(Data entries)
•••••

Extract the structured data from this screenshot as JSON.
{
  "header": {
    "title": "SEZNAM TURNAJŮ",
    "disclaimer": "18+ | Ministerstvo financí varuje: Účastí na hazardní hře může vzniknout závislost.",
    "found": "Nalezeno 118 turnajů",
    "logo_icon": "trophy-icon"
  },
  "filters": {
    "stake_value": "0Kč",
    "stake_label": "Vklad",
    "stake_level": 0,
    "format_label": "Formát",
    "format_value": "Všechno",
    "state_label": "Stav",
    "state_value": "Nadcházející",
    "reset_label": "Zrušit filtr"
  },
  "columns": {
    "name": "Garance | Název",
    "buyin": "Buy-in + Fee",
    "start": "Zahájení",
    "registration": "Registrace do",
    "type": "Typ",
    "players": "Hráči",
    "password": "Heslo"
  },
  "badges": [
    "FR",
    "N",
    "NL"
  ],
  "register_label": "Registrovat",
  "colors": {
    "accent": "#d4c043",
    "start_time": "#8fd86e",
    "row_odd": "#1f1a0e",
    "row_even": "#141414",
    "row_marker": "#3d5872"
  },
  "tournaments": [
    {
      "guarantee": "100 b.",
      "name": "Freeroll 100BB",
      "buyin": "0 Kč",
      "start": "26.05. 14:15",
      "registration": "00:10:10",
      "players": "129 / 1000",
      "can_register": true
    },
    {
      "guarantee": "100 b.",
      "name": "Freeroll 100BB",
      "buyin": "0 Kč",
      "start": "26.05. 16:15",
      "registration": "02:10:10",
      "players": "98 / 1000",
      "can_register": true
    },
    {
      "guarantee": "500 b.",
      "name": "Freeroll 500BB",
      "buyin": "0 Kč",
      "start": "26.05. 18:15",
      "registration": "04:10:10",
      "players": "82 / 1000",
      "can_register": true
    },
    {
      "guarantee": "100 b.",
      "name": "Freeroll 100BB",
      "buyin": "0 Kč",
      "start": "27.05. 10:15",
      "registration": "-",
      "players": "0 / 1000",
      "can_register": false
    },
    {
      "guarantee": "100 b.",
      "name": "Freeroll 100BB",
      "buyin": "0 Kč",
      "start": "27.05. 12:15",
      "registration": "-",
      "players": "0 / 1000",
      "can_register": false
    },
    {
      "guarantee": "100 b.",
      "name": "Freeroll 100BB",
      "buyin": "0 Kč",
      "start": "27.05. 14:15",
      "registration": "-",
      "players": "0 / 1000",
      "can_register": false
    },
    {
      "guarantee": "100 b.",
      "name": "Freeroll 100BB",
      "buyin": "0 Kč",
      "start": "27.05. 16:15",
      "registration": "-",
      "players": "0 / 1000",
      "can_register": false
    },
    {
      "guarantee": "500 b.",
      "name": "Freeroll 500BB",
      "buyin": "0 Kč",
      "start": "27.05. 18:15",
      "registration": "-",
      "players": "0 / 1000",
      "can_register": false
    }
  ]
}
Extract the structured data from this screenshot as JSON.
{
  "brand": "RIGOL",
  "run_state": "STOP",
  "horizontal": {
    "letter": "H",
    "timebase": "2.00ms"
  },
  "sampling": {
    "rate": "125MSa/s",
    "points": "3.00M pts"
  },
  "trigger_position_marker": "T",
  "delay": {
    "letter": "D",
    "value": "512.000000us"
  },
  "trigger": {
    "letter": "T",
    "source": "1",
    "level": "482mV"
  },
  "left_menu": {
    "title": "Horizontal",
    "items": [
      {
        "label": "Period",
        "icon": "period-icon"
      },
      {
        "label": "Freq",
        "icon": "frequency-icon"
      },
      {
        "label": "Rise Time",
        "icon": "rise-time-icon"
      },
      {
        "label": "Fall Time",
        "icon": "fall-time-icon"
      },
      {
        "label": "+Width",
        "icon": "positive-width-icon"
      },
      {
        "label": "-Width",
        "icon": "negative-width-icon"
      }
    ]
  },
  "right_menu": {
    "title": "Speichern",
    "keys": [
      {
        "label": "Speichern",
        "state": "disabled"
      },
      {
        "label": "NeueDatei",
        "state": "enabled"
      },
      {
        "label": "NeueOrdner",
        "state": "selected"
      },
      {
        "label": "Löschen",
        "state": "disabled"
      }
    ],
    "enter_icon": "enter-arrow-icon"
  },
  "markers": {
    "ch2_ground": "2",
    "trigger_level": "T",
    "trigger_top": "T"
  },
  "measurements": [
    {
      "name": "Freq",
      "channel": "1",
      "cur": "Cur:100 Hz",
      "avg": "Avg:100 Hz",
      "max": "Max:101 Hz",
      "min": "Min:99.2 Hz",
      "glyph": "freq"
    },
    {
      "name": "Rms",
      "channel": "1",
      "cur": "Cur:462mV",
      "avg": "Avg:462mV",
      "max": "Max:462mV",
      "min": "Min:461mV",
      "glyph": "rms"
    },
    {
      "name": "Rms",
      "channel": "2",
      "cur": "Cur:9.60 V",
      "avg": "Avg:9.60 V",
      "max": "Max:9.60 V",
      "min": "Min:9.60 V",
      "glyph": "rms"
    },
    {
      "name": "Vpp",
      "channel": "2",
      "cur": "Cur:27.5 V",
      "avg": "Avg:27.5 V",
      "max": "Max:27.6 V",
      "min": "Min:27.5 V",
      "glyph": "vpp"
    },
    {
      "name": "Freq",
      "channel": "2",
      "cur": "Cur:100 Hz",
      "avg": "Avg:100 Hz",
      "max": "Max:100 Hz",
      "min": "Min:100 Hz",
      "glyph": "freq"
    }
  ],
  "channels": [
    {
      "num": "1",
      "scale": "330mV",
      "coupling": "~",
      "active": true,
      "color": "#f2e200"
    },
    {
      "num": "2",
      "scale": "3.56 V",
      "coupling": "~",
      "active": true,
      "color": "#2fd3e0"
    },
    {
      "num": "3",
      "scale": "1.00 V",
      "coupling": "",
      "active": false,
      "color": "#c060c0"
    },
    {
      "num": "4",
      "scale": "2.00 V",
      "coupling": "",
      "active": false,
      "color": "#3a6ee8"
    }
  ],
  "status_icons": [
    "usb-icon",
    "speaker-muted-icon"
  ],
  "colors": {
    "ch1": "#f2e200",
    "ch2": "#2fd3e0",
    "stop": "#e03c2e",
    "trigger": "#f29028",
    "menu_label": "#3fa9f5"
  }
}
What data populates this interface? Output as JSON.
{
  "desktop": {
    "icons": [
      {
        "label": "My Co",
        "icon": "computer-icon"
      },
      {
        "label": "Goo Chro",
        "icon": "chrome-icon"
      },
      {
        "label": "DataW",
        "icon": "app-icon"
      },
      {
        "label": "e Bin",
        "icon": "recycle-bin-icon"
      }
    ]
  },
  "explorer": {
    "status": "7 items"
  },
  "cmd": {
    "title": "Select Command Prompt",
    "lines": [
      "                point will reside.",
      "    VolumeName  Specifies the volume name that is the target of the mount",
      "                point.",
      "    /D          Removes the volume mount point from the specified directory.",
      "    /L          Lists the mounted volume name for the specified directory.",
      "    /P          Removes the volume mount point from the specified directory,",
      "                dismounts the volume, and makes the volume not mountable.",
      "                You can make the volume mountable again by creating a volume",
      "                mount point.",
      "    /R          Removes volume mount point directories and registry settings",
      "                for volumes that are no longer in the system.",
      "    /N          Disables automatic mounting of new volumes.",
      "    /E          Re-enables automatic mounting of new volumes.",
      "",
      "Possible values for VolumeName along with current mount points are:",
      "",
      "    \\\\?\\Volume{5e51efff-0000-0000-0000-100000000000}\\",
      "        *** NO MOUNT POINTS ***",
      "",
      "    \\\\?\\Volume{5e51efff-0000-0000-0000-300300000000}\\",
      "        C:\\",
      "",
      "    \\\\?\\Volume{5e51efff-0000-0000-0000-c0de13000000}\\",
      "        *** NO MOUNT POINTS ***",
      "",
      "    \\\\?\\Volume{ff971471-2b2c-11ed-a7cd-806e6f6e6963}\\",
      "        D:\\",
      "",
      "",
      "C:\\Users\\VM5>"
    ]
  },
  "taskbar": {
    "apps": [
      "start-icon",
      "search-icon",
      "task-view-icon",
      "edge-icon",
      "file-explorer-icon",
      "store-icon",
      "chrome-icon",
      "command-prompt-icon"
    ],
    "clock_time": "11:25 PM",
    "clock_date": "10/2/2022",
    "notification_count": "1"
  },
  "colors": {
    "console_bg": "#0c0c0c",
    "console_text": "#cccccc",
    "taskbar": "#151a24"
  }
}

•••••

Short problem →
Pull every line containing the word "from" out of the material and copy it.

Task result →
Extract the structured data from this screenshot as JSON.
Extract the structured data from this screenshot as JSON.
      "    /D          Removes the volume mount point from the specified directory.",
      "    /P          Removes the volume mount point from the specified directory,",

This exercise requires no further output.